Start of Data for this exercise

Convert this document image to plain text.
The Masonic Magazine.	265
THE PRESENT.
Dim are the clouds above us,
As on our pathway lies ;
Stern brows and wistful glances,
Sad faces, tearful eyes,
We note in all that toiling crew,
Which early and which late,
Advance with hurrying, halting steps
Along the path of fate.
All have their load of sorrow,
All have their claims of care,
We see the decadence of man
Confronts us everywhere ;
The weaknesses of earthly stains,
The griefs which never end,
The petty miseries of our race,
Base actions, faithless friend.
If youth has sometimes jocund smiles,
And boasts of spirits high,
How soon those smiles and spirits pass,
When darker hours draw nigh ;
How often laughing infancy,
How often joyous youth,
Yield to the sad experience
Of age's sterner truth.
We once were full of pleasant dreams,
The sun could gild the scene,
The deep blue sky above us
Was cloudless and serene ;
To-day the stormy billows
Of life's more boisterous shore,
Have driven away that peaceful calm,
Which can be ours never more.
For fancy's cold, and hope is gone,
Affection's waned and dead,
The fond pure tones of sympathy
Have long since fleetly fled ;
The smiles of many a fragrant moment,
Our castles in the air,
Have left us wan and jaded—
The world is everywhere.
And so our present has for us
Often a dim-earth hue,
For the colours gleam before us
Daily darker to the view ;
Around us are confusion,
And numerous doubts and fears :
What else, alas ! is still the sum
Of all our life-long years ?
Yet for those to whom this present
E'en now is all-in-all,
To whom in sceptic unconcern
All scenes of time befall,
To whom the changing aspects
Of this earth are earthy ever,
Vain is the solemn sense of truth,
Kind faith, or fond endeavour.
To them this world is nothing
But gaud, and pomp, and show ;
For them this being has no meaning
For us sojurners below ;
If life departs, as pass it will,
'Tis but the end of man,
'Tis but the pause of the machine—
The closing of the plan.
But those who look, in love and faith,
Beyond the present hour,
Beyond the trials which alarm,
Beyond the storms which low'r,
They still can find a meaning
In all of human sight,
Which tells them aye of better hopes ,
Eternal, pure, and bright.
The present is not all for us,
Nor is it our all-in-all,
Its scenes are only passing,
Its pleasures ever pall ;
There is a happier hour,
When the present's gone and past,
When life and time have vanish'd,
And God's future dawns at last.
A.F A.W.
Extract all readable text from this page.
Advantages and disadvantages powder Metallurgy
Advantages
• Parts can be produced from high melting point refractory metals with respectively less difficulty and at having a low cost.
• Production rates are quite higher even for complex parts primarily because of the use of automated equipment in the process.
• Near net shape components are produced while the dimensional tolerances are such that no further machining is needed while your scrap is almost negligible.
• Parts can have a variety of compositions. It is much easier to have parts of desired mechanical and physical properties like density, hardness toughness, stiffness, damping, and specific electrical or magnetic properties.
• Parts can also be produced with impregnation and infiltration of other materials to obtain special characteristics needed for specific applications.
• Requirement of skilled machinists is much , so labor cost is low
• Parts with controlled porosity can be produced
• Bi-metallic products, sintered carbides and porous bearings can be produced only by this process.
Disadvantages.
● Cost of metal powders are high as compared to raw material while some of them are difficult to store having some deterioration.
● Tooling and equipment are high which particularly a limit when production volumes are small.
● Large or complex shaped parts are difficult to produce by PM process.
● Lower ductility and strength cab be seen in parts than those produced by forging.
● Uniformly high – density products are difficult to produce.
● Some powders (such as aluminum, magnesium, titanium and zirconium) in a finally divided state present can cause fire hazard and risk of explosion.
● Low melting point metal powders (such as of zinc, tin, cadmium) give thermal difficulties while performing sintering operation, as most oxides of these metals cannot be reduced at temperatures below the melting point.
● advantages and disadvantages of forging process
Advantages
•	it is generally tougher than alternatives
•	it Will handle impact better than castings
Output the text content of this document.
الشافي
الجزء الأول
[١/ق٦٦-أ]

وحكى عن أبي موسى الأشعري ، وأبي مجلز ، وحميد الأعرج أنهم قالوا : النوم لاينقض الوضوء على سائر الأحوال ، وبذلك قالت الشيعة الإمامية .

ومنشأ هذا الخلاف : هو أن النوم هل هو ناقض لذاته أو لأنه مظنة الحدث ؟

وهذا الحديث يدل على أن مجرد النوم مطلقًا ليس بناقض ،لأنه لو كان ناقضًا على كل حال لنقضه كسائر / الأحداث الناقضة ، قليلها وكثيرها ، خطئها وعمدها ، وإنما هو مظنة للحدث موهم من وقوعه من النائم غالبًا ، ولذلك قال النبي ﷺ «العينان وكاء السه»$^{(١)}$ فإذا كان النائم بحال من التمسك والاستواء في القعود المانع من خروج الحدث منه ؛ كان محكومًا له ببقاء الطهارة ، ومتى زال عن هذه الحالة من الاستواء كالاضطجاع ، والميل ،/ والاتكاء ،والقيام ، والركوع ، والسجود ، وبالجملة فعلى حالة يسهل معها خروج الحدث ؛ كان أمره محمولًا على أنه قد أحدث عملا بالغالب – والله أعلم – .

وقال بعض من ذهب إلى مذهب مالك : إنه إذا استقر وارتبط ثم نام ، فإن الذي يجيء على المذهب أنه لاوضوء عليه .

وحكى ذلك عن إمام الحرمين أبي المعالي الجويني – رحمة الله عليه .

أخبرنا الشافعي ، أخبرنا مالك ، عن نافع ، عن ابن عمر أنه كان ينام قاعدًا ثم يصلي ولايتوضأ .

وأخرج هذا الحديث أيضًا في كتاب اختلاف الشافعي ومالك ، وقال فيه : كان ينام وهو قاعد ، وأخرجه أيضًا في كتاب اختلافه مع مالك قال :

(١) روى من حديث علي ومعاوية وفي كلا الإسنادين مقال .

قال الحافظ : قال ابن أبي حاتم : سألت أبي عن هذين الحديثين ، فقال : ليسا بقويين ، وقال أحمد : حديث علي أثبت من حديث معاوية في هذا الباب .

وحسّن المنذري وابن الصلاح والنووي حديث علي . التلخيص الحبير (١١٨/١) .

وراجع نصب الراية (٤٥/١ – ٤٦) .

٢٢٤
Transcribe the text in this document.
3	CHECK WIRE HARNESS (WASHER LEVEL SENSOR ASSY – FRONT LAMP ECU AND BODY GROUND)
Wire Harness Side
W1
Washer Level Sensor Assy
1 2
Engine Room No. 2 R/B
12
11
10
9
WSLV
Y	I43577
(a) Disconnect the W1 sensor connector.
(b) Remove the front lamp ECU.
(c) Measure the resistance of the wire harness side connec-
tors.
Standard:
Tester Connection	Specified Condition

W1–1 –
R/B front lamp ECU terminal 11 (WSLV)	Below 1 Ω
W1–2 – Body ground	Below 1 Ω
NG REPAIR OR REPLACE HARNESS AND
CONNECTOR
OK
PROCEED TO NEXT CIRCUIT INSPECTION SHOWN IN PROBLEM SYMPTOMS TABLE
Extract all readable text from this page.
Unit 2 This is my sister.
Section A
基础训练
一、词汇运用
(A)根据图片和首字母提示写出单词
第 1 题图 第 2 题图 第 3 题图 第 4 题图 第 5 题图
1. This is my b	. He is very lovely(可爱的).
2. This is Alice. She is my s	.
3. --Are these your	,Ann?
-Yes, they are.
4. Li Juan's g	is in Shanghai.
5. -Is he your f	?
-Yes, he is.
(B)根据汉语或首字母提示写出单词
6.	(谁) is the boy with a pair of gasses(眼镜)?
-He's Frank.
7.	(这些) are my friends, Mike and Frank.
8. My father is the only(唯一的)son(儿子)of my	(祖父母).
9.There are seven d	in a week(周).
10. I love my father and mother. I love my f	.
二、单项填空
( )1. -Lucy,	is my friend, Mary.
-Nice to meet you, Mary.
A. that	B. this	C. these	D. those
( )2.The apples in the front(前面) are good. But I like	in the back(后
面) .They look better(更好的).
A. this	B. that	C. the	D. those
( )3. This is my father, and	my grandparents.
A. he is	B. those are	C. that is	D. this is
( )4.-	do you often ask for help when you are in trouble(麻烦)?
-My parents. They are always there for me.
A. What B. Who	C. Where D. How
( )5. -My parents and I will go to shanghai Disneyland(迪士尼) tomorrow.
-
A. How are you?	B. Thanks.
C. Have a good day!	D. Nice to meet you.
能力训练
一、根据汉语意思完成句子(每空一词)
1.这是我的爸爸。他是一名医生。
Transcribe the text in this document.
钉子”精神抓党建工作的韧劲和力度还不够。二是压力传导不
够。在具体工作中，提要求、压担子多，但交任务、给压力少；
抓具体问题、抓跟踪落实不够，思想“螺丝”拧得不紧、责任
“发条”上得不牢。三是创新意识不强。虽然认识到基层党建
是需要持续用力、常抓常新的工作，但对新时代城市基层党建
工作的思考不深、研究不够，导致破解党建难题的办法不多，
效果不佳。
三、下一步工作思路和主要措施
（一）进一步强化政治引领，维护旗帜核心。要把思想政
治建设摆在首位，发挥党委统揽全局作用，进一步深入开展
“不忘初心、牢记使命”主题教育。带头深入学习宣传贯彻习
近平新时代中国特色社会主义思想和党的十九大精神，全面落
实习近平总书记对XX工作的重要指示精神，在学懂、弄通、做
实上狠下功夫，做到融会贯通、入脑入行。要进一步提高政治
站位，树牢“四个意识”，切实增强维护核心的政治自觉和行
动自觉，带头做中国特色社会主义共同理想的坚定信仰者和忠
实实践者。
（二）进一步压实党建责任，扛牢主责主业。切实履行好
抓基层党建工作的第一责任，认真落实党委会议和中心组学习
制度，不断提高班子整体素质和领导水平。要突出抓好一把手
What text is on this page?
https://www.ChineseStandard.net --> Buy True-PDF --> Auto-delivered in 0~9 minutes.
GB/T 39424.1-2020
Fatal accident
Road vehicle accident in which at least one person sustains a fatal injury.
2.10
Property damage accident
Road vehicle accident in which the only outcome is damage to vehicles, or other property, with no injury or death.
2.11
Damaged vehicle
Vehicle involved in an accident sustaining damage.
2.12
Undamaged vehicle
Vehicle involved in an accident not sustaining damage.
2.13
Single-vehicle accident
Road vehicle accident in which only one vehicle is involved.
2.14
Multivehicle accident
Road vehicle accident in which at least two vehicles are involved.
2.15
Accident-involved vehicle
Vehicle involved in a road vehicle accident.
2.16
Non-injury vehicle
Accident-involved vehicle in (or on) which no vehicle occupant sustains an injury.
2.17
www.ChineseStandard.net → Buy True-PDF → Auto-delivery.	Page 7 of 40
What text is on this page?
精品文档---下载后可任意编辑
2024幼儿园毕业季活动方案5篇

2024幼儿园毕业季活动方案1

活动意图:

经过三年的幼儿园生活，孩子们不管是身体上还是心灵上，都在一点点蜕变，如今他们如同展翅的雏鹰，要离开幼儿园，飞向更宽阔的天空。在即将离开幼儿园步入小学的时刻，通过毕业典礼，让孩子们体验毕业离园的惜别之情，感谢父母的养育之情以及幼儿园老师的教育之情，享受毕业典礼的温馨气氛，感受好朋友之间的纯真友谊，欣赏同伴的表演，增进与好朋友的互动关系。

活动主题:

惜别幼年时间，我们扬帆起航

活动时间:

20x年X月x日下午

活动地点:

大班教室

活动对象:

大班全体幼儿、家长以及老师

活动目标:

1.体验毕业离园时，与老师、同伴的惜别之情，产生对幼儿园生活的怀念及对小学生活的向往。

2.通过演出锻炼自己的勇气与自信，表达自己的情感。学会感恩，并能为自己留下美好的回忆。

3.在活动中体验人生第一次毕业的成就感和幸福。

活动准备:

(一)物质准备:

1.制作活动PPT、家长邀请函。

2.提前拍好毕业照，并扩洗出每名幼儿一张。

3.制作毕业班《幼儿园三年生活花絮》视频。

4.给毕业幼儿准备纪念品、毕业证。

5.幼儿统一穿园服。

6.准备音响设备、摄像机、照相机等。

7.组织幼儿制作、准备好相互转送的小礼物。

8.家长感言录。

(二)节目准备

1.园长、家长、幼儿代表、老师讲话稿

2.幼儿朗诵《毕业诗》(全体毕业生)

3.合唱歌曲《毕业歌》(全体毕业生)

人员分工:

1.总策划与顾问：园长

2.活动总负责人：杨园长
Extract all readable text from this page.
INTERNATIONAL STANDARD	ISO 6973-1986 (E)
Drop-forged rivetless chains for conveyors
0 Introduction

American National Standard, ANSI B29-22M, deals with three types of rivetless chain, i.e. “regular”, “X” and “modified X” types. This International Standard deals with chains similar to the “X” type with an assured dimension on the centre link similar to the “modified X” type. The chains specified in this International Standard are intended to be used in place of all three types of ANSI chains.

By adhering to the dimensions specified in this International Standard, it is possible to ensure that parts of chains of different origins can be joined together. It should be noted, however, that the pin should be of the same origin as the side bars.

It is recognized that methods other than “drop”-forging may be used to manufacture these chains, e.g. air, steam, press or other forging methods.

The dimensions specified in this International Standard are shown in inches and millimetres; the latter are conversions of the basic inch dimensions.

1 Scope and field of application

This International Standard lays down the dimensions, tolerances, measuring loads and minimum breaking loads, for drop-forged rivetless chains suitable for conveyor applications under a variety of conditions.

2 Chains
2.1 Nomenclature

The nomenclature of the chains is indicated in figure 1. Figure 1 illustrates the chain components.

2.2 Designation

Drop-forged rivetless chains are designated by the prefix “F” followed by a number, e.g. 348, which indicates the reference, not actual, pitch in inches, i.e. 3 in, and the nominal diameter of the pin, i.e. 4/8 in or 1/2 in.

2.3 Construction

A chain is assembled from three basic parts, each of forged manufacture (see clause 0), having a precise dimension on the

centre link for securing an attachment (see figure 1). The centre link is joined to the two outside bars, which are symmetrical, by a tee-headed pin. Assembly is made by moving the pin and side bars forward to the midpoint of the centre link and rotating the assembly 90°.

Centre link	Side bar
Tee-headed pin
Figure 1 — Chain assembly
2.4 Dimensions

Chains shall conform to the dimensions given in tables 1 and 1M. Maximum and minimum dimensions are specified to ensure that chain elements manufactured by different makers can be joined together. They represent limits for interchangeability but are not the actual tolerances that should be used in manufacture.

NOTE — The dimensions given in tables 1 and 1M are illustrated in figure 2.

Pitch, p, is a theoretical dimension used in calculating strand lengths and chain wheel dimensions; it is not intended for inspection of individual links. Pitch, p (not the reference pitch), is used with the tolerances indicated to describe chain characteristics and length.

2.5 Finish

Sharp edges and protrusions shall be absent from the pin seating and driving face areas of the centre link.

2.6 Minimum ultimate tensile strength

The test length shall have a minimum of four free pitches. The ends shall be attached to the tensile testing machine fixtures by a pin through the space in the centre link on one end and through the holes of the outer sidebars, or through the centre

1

End of Data for this exercise

# The request
Determine how many lines in the data above contain the string "actual". Give nothing except the number.

# Finished exercise
2